--- Text shown ---
## BEGIN

I am developing a fairly big project (have around 1200 kernels so far). I have 1 kernel that possibly has some memory race which is why it's giving different answers every time. I want to find it by performing cuda-memcheck on that specific kernel. So naturally, I am trying to use --filter
option in cuda-memcheck
with --tool racecheck
option. The codebase is big and performing cuda-memcheck on all kernels especially with racecheck enabled will take an eternity.
The official documentation says using key value pair as: {key1=val1}[{,key2=val2}]
.
I am not really sure what exactly this means and whatever I have tried resulted in invalid options message. I could not find any example online as well as Nvidia cuda-samples provided with the toolkit.
So far, I have tried these (and probably all combinations of these):
cuda-memcheck --filter <kernel_name>,kns <Executable>
cuda-memcheck --filter key1=<kernel_name>, key2=kns <Executable>
cuda-memcheck --filter key1='<kernel_name>', key2='kns' <Executable>
cuda-memcheck --filter <kernel_name>,[kns] <Executable>
I am not sure exactly how to interpret the documentation. An example would be great. Thanks.
Note: I can use cuda-memcheck with other options and my executable is compiled correctly with flags like Xcompiler, lineinfo
etc.

## END

According to the forum post about cuda-memcheck, roughly how many kernels does the project have so far?

--- Supplied material ---
## BEGIN

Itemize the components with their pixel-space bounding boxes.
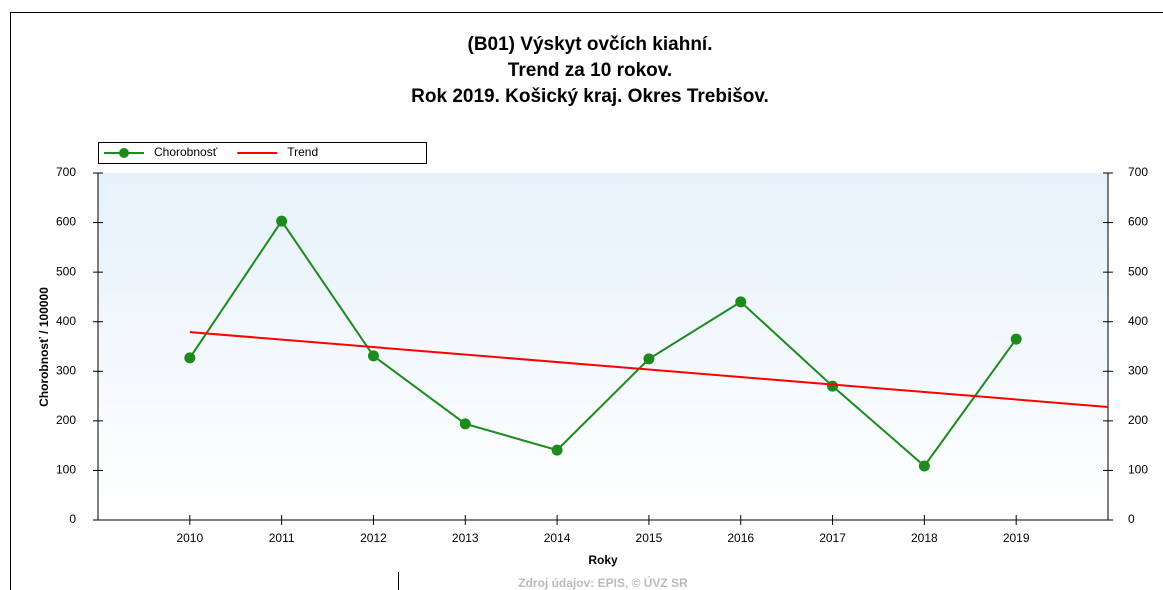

## END

--- Output for this exercise ---
Around 1200 kernels.